Exercise goal:
Scan the data below for the string "những". Show every line where it turns up.

Records supplied:
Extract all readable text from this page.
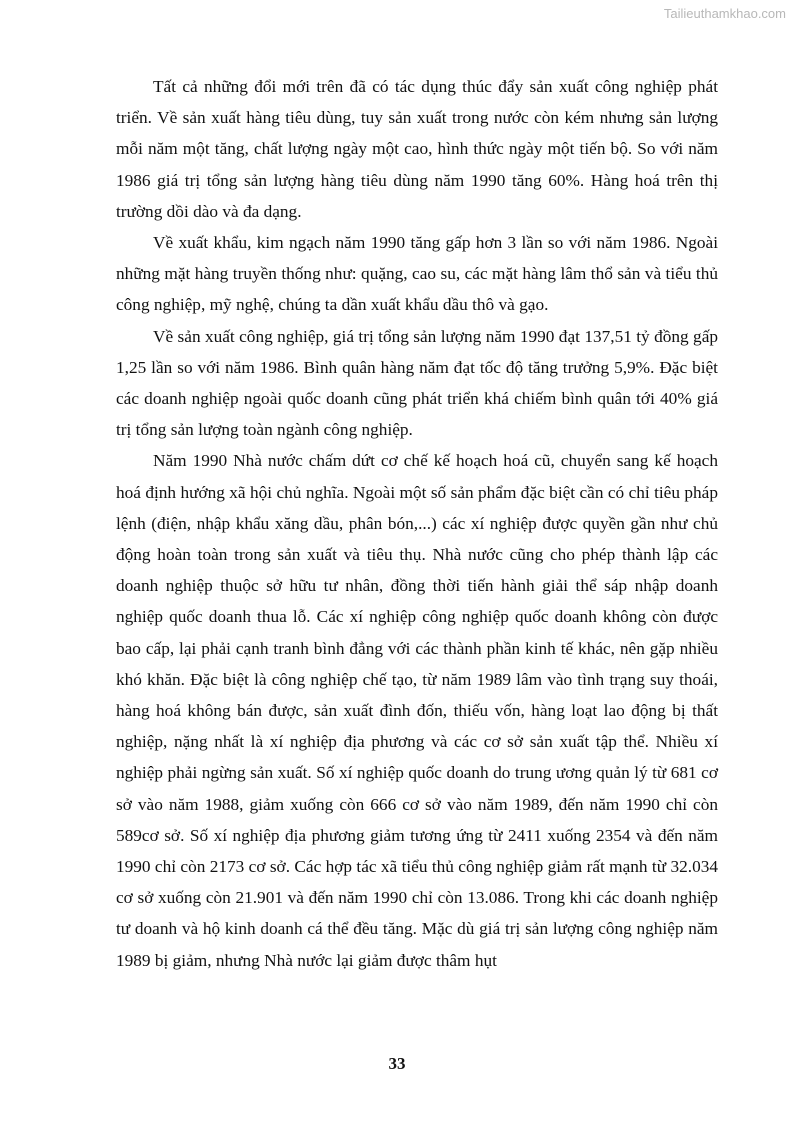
Tailieuthamkhao.com

Tất cả những đổi mới trên đã có tác dụng thúc đẩy sản xuất công nghiệp phát triển. Về sản xuất hàng tiêu dùng, tuy sản xuất trong nước còn kém nhưng sản lượng mỗi năm một tăng, chất lượng ngày một cao, hình thức ngày một tiến bộ. So với năm 1986 giá trị tổng sản lượng hàng tiêu dùng năm 1990 tăng 60%. Hàng hoá trên thị trường dồi dào và đa dạng.

Về xuất khẩu, kim ngạch năm 1990 tăng gấp hơn 3 lần so với năm 1986. Ngoài những mặt hàng truyền thống như: quặng, cao su, các mặt hàng lâm thổ sản và tiểu thủ công nghiệp, mỹ nghệ, chúng ta dần xuất khẩu dầu thô và gạo.

Về sản xuất công nghiệp, giá trị tổng sản lượng năm 1990 đạt 137,51 tỷ đồng gấp 1,25 lần so với năm 1986. Bình quân hàng năm đạt tốc độ tăng trưởng 5,9%. Đặc biệt các doanh nghiệp ngoài quốc doanh cũng phát triển khá chiếm bình quân tới 40% giá trị tổng sản lượng toàn ngành công nghiệp.

Năm 1990 Nhà nước chấm dứt cơ chế kế hoạch hoá cũ, chuyển sang kế hoạch hoá định hướng xã hội chủ nghĩa. Ngoài một số sản phẩm đặc biệt cần có chỉ tiêu pháp lệnh (điện, nhập khẩu xăng dầu, phân bón,...) các xí nghiệp được quyền gần như chủ động hoàn toàn trong sản xuất và tiêu thụ. Nhà nước cũng cho phép thành lập các doanh nghiệp thuộc sở hữu tư nhân, đồng thời tiến hành giải thể sáp nhập doanh nghiệp quốc doanh thua lỗ. Các xí nghiệp công nghiệp quốc doanh không còn được bao cấp, lại phải cạnh tranh bình đẳng với các thành phần kinh tế khác, nên gặp nhiều khó khăn. Đặc biệt là công nghiệp chế tạo, từ năm 1989 lâm vào tình trạng suy thoái, hàng hoá không bán được, sản xuất đình đốn, thiếu vốn, hàng loạt lao động bị thất nghiệp, nặng nhất là xí nghiệp địa phương và các cơ sở sản xuất tập thể. Nhiều xí nghiệp phải ngừng sản xuất. Số xí nghiệp quốc doanh do trung ương quản lý từ 681 cơ sở vào năm 1988, giảm xuống còn 666 cơ sở vào năm 1989, đến năm 1990 chỉ còn 589cơ sở. Số xí nghiệp địa phương giảm tương ứng từ 2411 xuống 2354 và đến năm 1990 chỉ còn 2173 cơ sở. Các hợp tác xã tiểu thủ công nghiệp giảm rất mạnh từ 32.034 cơ sở xuống còn 21.901 và đến năm 1990 chỉ còn 13.086. Trong khi các doanh nghiệp tư doanh và hộ kinh doanh cá thể đều tăng. Mặc dù giá trị sản lượng công nghiệp năm 1989 bị giảm, nhưng Nhà nước lại giảm được thâm hụt

33
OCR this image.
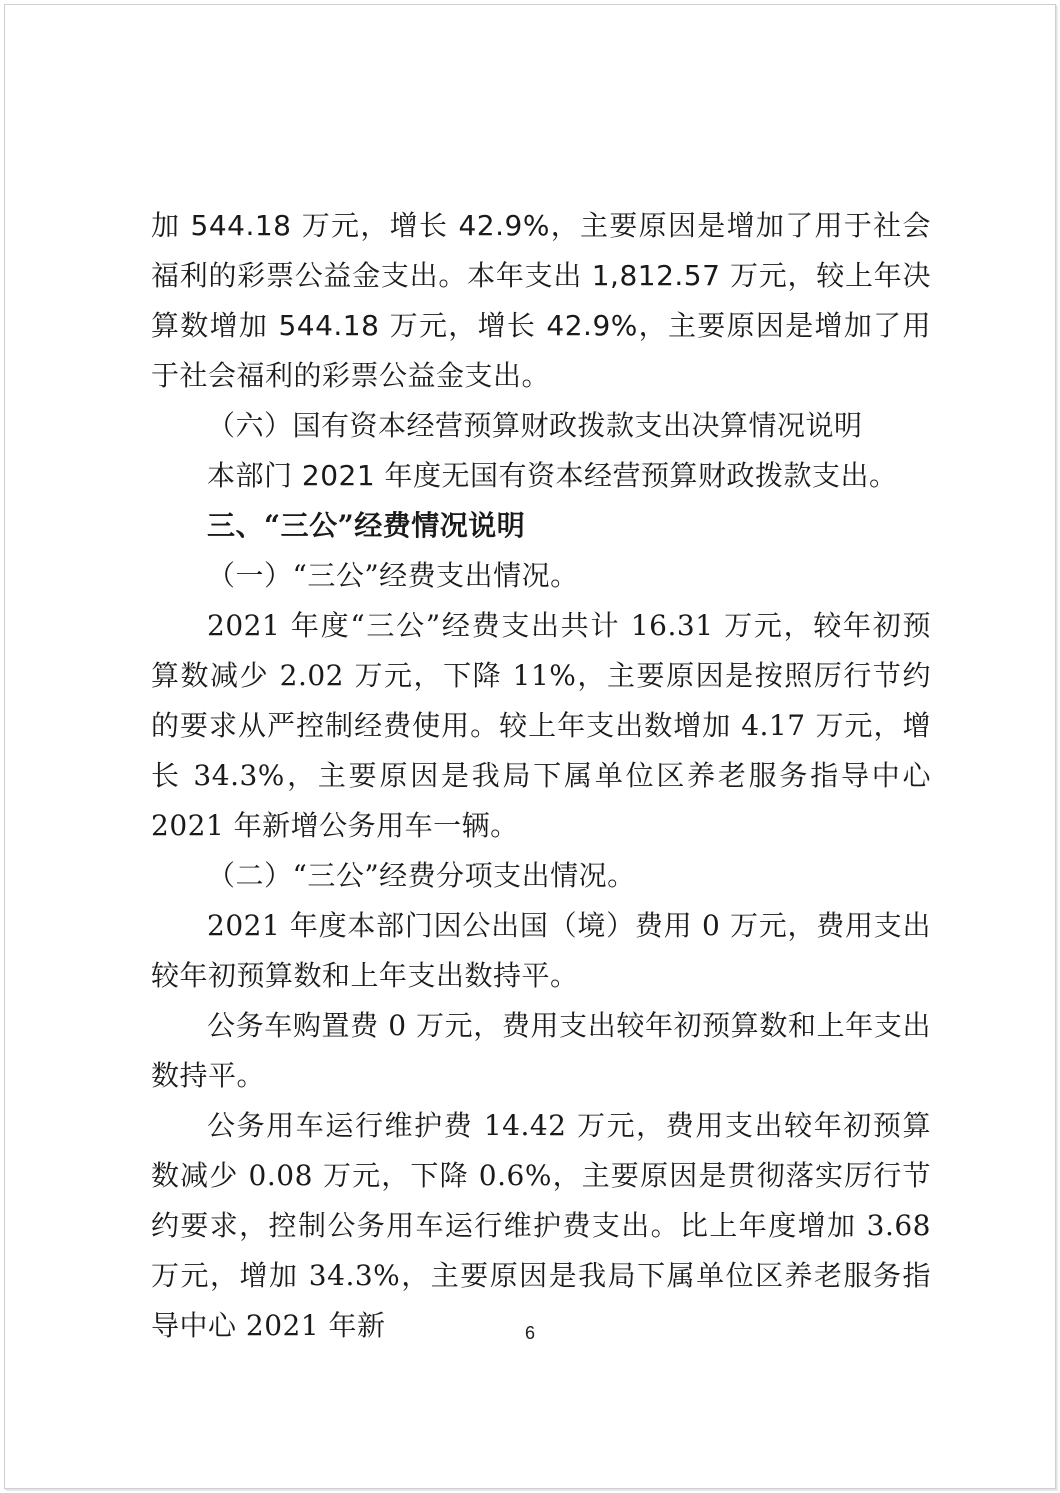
加 544.18 万元，增长 42.9%，主要原因是增加了用于社会福利的彩票公益金支出。本年支出 1,812.57 万元，较上年决算数增加 544.18 万元，增长 42.9%，主要原因是增加了用于社会福利的彩票公益金支出。

（六）国有资本经营预算财政拨款支出决算情况说明

本部门 2021 年度无国有资本经营预算财政拨款支出。

三、“三公”经费情况说明

（一）“三公”经费支出情况。

2021 年度“三公”经费支出共计 16.31 万元，较年初预算数减少 2.02 万元，下降 11%，主要原因是按照厉行节约的要求从严控制经费使用。较上年支出数增加 4.17 万元，增长 34.3%，主要原因是我局下属单位区养老服务指导中心 2021 年新增公务用车一辆。

（二）“三公”经费分项支出情况。

2021 年度本部门因公出国（境）费用 0 万元，费用支出较年初预算数和上年支出数持平。

公务车购置费 0 万元，费用支出较年初预算数和上年支出数持平。

公务用车运行维护费 14.42 万元，费用支出较年初预算数减少 0.08 万元，下降 0.6%，主要原因是贯彻落实厉行节约要求，控制公务用车运行维护费支出。比上年度增加 3.68 万元，增加 34.3%，主要原因是我局下属单位区养老服务指导中心 2021 年新	6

Correct result:
Tất cả những đổi mới trên đã có tác dụng thúc đẩy sản xuất công nghiệp phát triển. Về sản xuất hàng tiêu dùng, tuy sản xuất trong nước còn kém nhưng sản lượng mỗi năm một tăng, chất lượng ngày một cao, hình thức ngày một tiến bộ. So với năm 1986 giá trị tổng sản lượng hàng tiêu dùng năm 1990 tăng 60%. Hàng hoá trên thị trường dồi dào và đa dạng.
Về xuất khẩu, kim ngạch năm 1990 tăng gấp hơn 3 lần so với năm 1986. Ngoài những mặt hàng truyền thống như: quặng, cao su, các mặt hàng lâm thổ sản và tiểu thủ công nghiệp, mỹ nghệ, chúng ta dần xuất khẩu dầu thô và gạo.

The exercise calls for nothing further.